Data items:
------------------------------
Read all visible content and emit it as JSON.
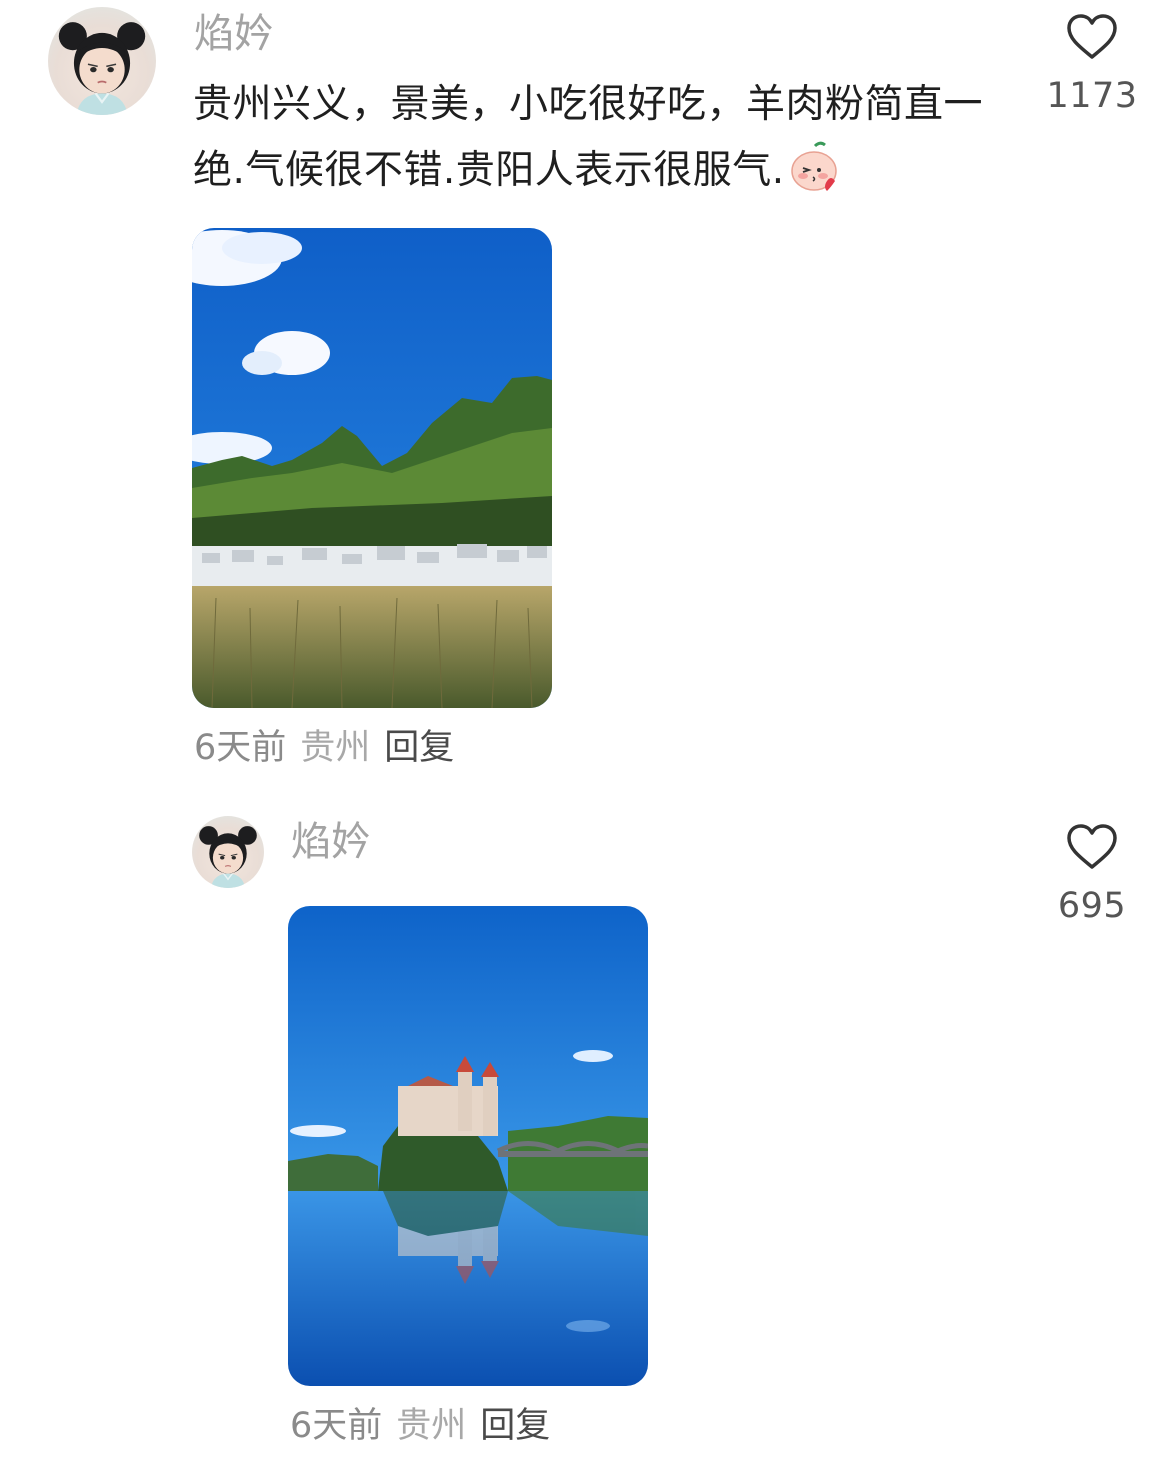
{
  "comments": [
    {
      "username": "焰妗",
      "text": "贵州兴义，景美，小吃很好吃，羊肉粉简直一绝.气候很不错.贵阳人表示很服气.",
      "emoji": "blush-kiss-emoji",
      "likes": "1173",
      "time": "6天前",
      "location": "贵州",
      "reply_label": "回复",
      "photo": "karst-mountain-village-photo"
    },
    {
      "username": "焰妗",
      "likes": "695",
      "time": "6天前",
      "location": "贵州",
      "reply_label": "回复",
      "photo": "lake-castle-reflection-photo"
    }
  ],
  "icons": {
    "like": "heart-outline-icon"
  },
  "colors": {
    "username": "#a3a3a3",
    "text": "#1f1f1f",
    "meta": "#8a8a8a",
    "like_icon": "#333333"
  }
}
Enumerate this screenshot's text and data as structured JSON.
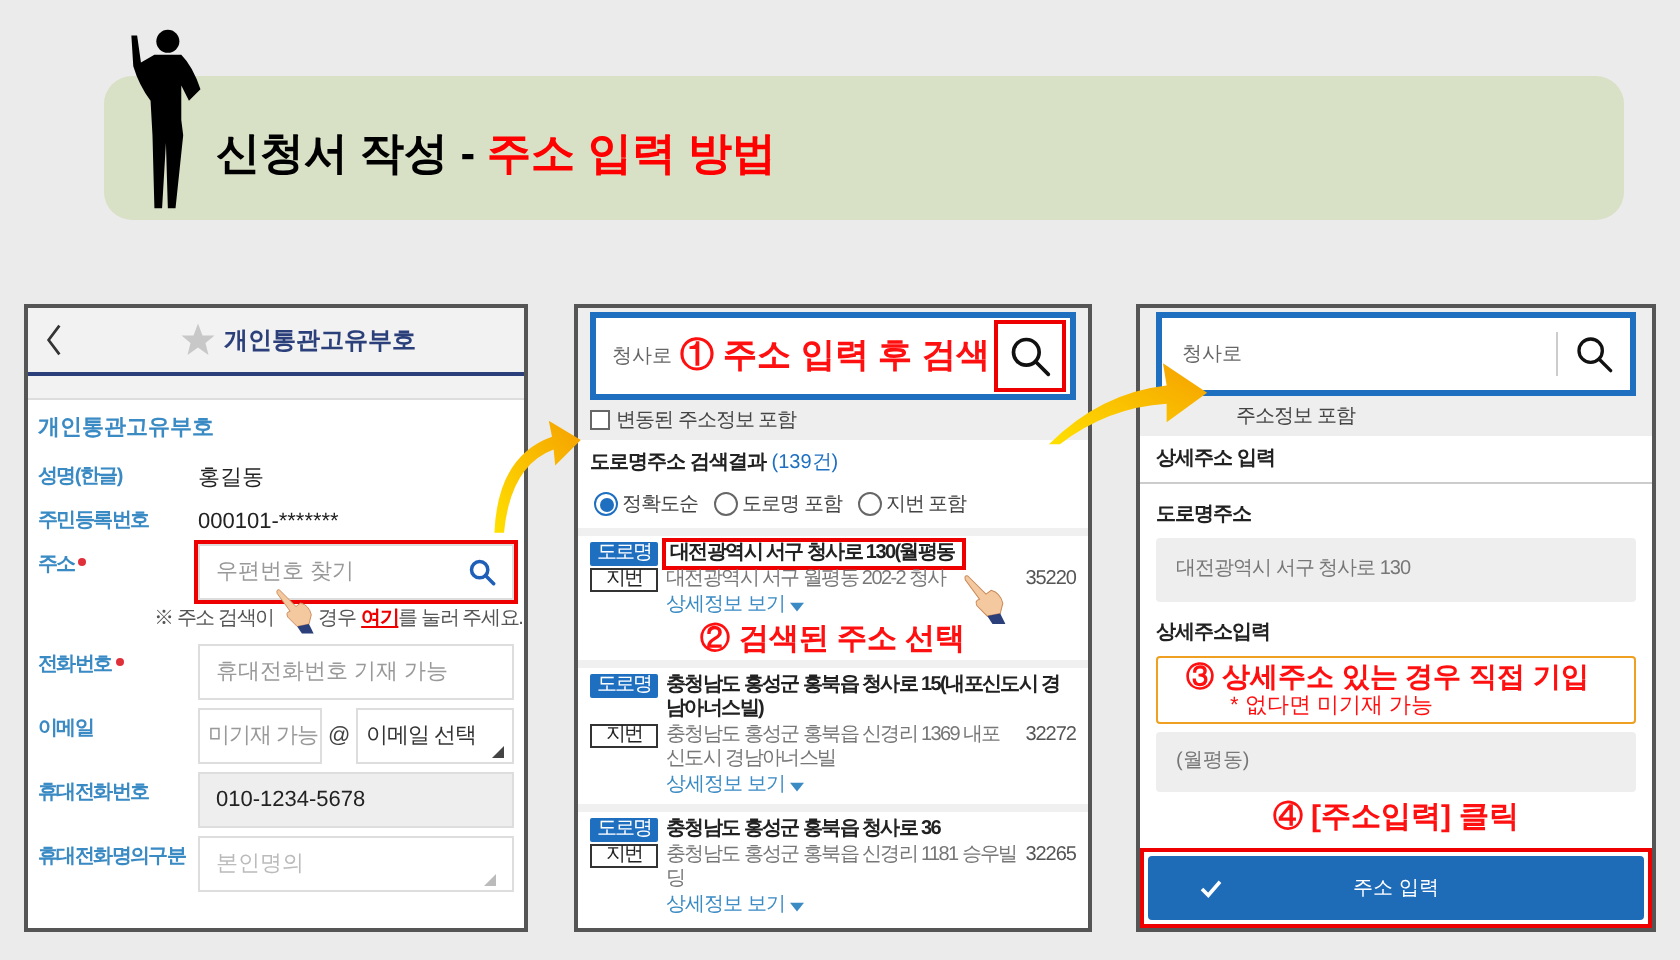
------------------------------
= The request =
Each line in the records above should be reproduced exactly; images are not copied.

= Task solution =
Read all visible content and emit it as JSON.
{
  "comments": [
    {
      "username": "焰妗",
      "text": "贵州兴义，景美，小吃很好吃，羊肉粉简直一绝.气候很不错.贵阳人表示很服气.",
      "emoji": "blush-kiss-emoji",
      "likes": "1173",
      "time": "6天前",
      "location": "贵州",
      "reply_label": "回复",
      "photo": "karst-mountain-village-photo"
    },
    {
      "username": "焰妗",
      "likes": "695",
      "time": "6天前",
      "location": "贵州",
      "reply_label": "回复",
      "photo": "lake-castle-reflection-photo"
    }
  ],
  "icons": {
    "like": "heart-outline-icon"
  },
  "colors": {
    "username": "#a3a3a3",
    "text": "#1f1f1f",
    "meta": "#8a8a8a",
    "like_icon": "#333333"
  }
}
Enumerate this screenshot's text and data as structured JSON.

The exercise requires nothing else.